• **REQUIREMENT**: Could you return, exactly as written, every line from the one containing "Output the text content of this document." through the last line of the entries below, leaving out the pictures?

-*-

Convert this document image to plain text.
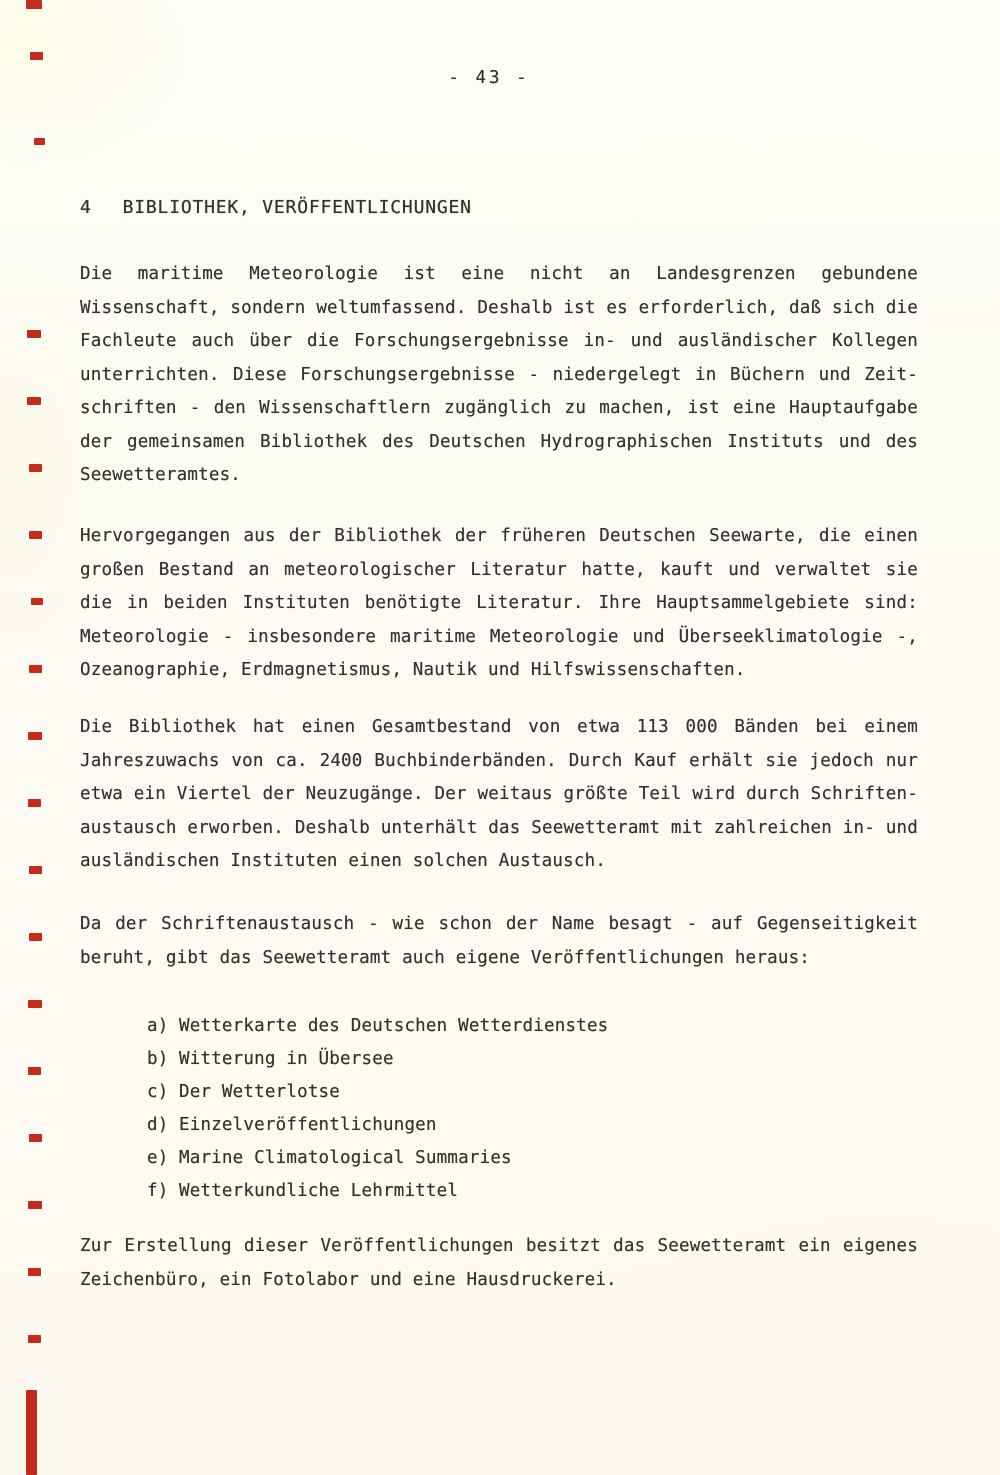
- 43 -
4 BIBLIOTHEK, VERÖFFENTLICHUNGEN
Die maritime Meteorologie ist eine nicht an Landesgrenzen gebundene
Wissenschaft, sondern weltumfassend. Deshalb ist es erforderlich, daß sich die
Fachleute auch über die Forschungsergebnisse in- und ausländischer Kollegen
unterrichten. Diese Forschungsergebnisse - niedergelegt in Büchern und Zeit-
schriften - den Wissenschaftlern zugänglich zu machen, ist eine Hauptaufgabe
der gemeinsamen Bibliothek des Deutschen Hydrographischen Instituts und des
Seewetteramtes.
Hervorgegangen aus der Bibliothek der früheren Deutschen Seewarte, die einen
großen Bestand an meteorologischer Literatur hatte, kauft und verwaltet sie
die in beiden Instituten benötigte Literatur. Ihre Hauptsammelgebiete sind:
Meteorologie - insbesondere maritime Meteorologie und Überseeklimatologie -,
Ozeanographie, Erdmagnetismus, Nautik und Hilfswissenschaften.
Die Bibliothek hat einen Gesamtbestand von etwa 113 000 Bänden bei einem
Jahreszuwachs von ca. 2400 Buchbinderbänden. Durch Kauf erhält sie jedoch nur
etwa ein Viertel der Neuzugänge. Der weitaus größte Teil wird durch Schriften-
austausch erworben. Deshalb unterhält das Seewetteramt mit zahlreichen in- und
ausländischen Instituten einen solchen Austausch.
Da der Schriftenaustausch - wie schon der Name besagt - auf Gegenseitigkeit
beruht, gibt das Seewetteramt auch eigene Veröffentlichungen heraus:
a) Wetterkarte des Deutschen Wetterdienstes
b) Witterung in Übersee
c) Der Wetterlotse
d) Einzelveröffentlichungen
e) Marine Climatological Summaries
f) Wetterkundliche Lehrmittel
Zur Erstellung dieser Veröffentlichungen besitzt das Seewetteramt ein eigenes
Zeichenbüro, ein Fotolabor und eine Hausdruckerei.
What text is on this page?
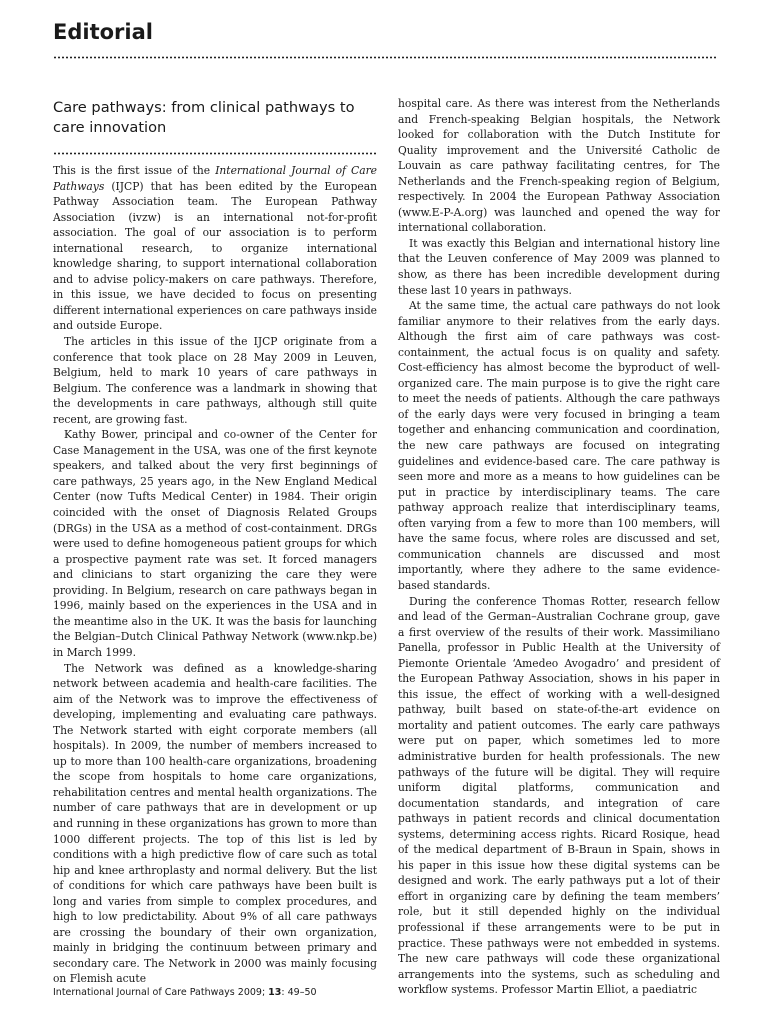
Editorial
Care pathways: from clinical pathways to care innovation

This is the first issue of the International Journal of Care Pathways (IJCP) that has been edited by the European Pathway Association team. The European Pathway Association (ivzw) is an international not-for-profit association. The goal of our association is to perform international research, to organize international knowledge sharing, to support international collaboration and to advise policy-makers on care pathways. Therefore, in this issue, we have decided to focus on presenting different international experiences on care pathways inside and outside Europe.

The articles in this issue of the IJCP originate from a conference that took place on 28 May 2009 in Leuven, Belgium, held to mark 10 years of care pathways in Belgium. The conference was a landmark in showing that the developments in care pathways, although still quite recent, are growing fast.

Kathy Bower, principal and co-owner of the Center for Case Management in the USA, was one of the first keynote speakers, and talked about the very first beginnings of care pathways, 25 years ago, in the New England Medical Center (now Tufts Medical Center) in 1984. Their origin coincided with the onset of Diagnosis Related Groups (DRGs) in the USA as a method of cost-containment. DRGs were used to define homogeneous patient groups for which a prospective payment rate was set. It forced managers and clinicians to start organizing the care they were providing. In Belgium, research on care pathways began in 1996, mainly based on the experiences in the USA and in the meantime also in the UK. It was the basis for launching the Belgian–Dutch Clinical Pathway Network (www.nkp.be) in March 1999.

The Network was defined as a knowledge-sharing network between academia and health-care facilities. The aim of the Network was to improve the effectiveness of developing, implementing and evaluating care pathways. The Network started with eight corporate members (all hospitals). In 2009, the number of members increased to up to more than 100 health-care organizations, broadening the scope from hospitals to home care organizations, rehabilitation centres and mental health organizations. The number of care pathways that are in development or up and running in these organizations has grown to more than 1000 different projects. The top of this list is led by conditions with a high predictive flow of care such as total hip and knee arthroplasty and normal delivery. But the list of conditions for which care pathways have been built is long and varies from simple to complex procedures, and high to low predictability. About 9% of all care pathways are crossing the boundary of their own organization, mainly in bridging the continuum between primary and secondary care. The Network in 2000 was mainly focusing on Flemish acute

hospital care. As there was interest from the Netherlands and French-speaking Belgian hospitals, the Network looked for collaboration with the Dutch Institute for Quality improvement and the Université Catholic de Louvain as care pathway facilitating centres, for The Netherlands and the French-speaking region of Belgium, respectively. In 2004 the European Pathway Association (www.E-P-A.org) was launched and opened the way for international collaboration.

It was exactly this Belgian and international history line that the Leuven conference of May 2009 was planned to show, as there has been incredible development during these last 10 years in pathways.

At the same time, the actual care pathways do not look familiar anymore to their relatives from the early days. Although the first aim of care pathways was cost-containment, the actual focus is on quality and safety. Cost-efficiency has almost become the byproduct of well-organized care. The main purpose is to give the right care to meet the needs of patients. Although the care pathways of the early days were very focused in bringing a team together and enhancing communication and coordination, the new care pathways are focused on integrating guidelines and evidence-based care. The care pathway is seen more and more as a means to how guidelines can be put in practice by interdisciplinary teams. The care pathway approach realize that interdisciplinary teams, often varying from a few to more than 100 members, will have the same focus, where roles are discussed and set, communication channels are discussed and most importantly, where they adhere to the same evidence-based standards.

During the conference Thomas Rotter, research fellow and lead of the German–Australian Cochrane group, gave a first overview of the results of their work. Massimiliano Panella, professor in Public Health at the University of Piemonte Orientale ‘Amedeo Avogadro’ and president of the European Pathway Association, shows in his paper in this issue, the effect of working with a well-designed pathway, built based on state-of-the-art evidence on mortality and patient outcomes. The early care pathways were put on paper, which sometimes led to more administrative burden for health professionals. The new pathways of the future will be digital. They will require uniform digital platforms, communication and documentation standards, and integration of care pathways in patient records and clinical documentation systems, determining access rights. Ricard Rosique, head of the medical department of B-Braun in Spain, shows in his paper in this issue how these digital systems can be designed and work. The early pathways put a lot of their effort in organizing care by defining the team members’ role, but it still depended highly on the individual professional if these arrangements were to be put in practice. These pathways were not embedded in systems. The new care pathways will code these organizational arrangements into the systems, such as scheduling and workflow systems. Professor Martin Elliot, a paediatric

International Journal of Care Pathways 2009; 13: 49–50
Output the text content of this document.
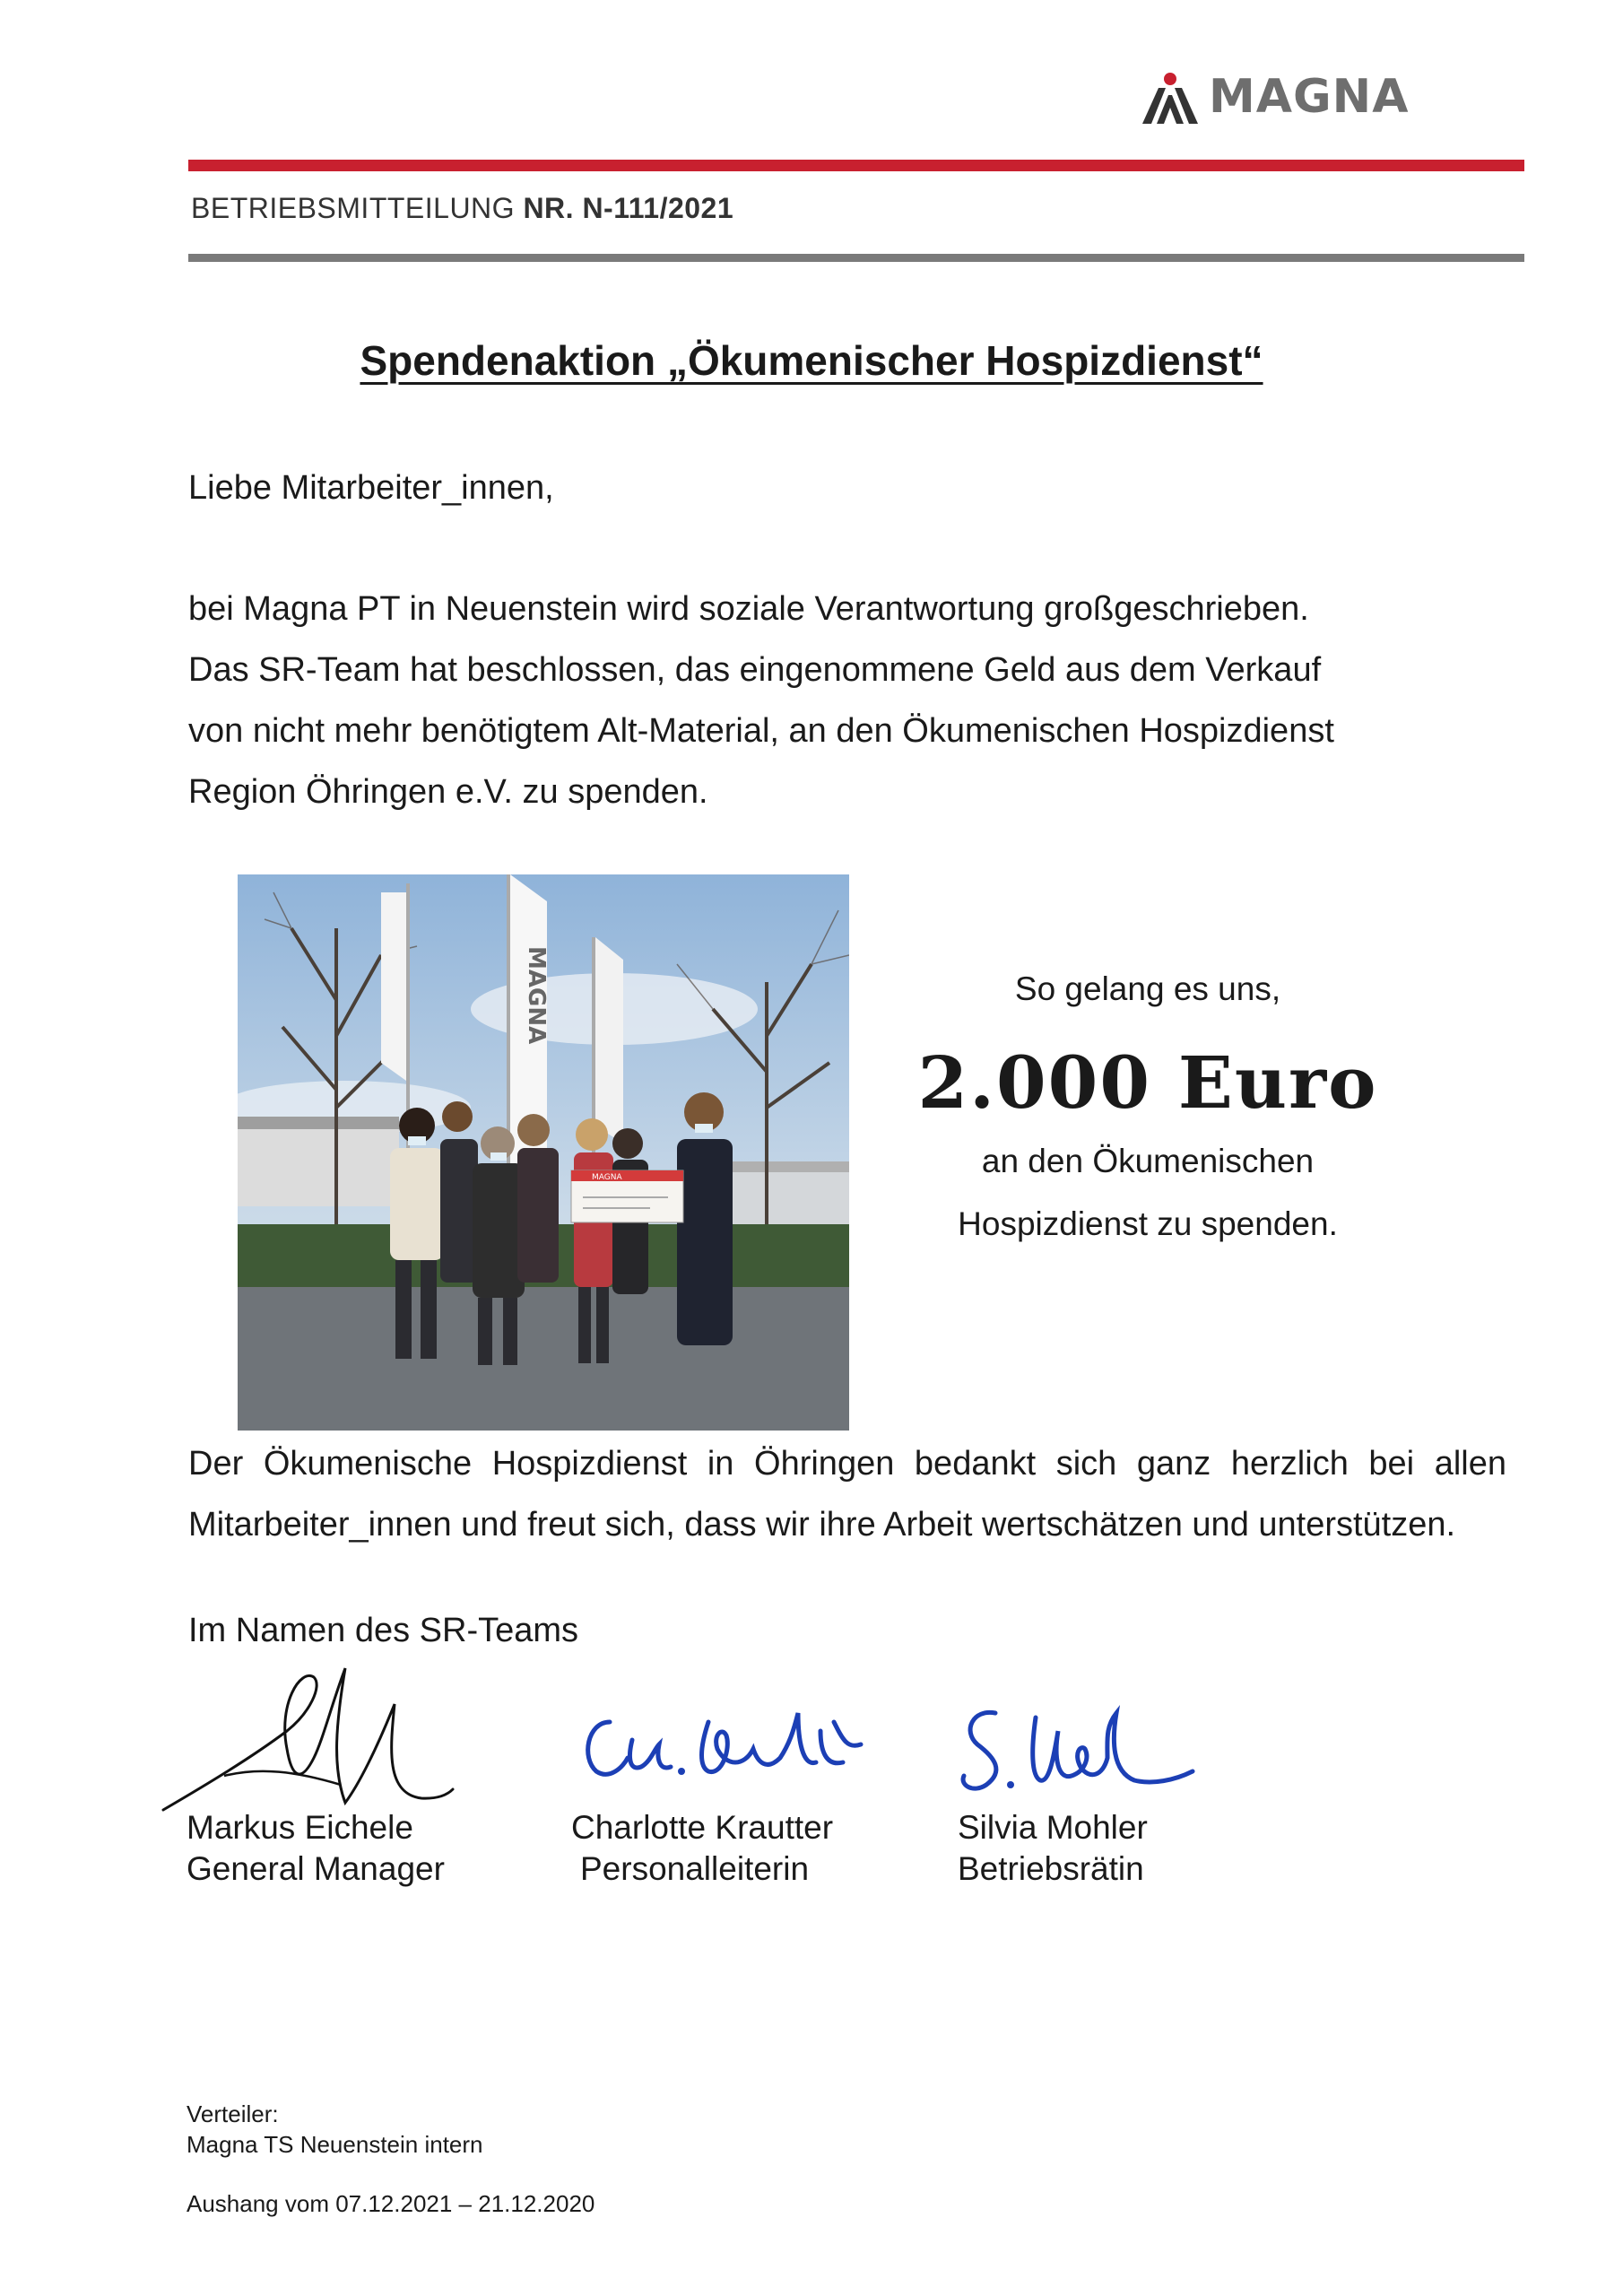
MAGNA
BETRIEBSMITTEILUNG NR. N-111/2021
Spendenaktion „Ökumenischer Hospizdienst“
Liebe Mitarbeiter_innen,
bei Magna PT in Neuenstein wird soziale Verantwortung großgeschrieben.
Das SR-Team hat beschlossen, das eingenommene Geld aus dem Verkauf
von nicht mehr benötigtem Alt-Material, an den Ökumenischen Hospizdienst
Region Öhringen e.V. zu spenden.
MAGNA
MAGNA
So gelang es uns,
2.000 Euro
an den Ökumenischen
Hospizdienst zu spenden.
Der Ökumenische Hospizdienst in Öhringen bedankt sich ganz herzlich bei allen
Mitarbeiter_innen und freut sich, dass wir ihre Arbeit wertschätzen und unterstützen.
Im Namen des SR-Teams
Markus Eichele
General Manager
Charlotte Krautter
Personalleiterin
Silvia Mohler
Betriebsrätin
Verteiler:
Magna TS Neuenstein intern
Aushang vom 07.12.2021 – 21.12.2020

-*-

• **SOLVED PROBLEM**:
Output the text content of this document.
MAGNA
BETRIEBSMITTEILUNG NR. N-111/2021
Spendenaktion „Ökumenischer Hospizdienst“
Liebe Mitarbeiter_innen,
bei Magna PT in Neuenstein wird soziale Verantwortung großgeschrieben.
Das SR-Team hat beschlossen, das eingenommene Geld aus dem Verkauf
von nicht mehr benötigtem Alt-Material, an den Ökumenischen Hospizdienst
Region Öhringen e.V. zu spenden.
MAGNA
MAGNA
So gelang es uns,
2.000 Euro
an den Ökumenischen
Hospizdienst zu spenden.
Der Ökumenische Hospizdienst in Öhringen bedankt sich ganz herzlich bei allen
Mitarbeiter_innen und freut sich, dass wir ihre Arbeit wertschätzen und unterstützen.
Im Namen des SR-Teams
Markus Eichele
General Manager
Charlotte Krautter
Personalleiterin
Silvia Mohler
Betriebsrätin
Verteiler:
Magna TS Neuenstein intern
Aushang vom 07.12.2021 – 21.12.2020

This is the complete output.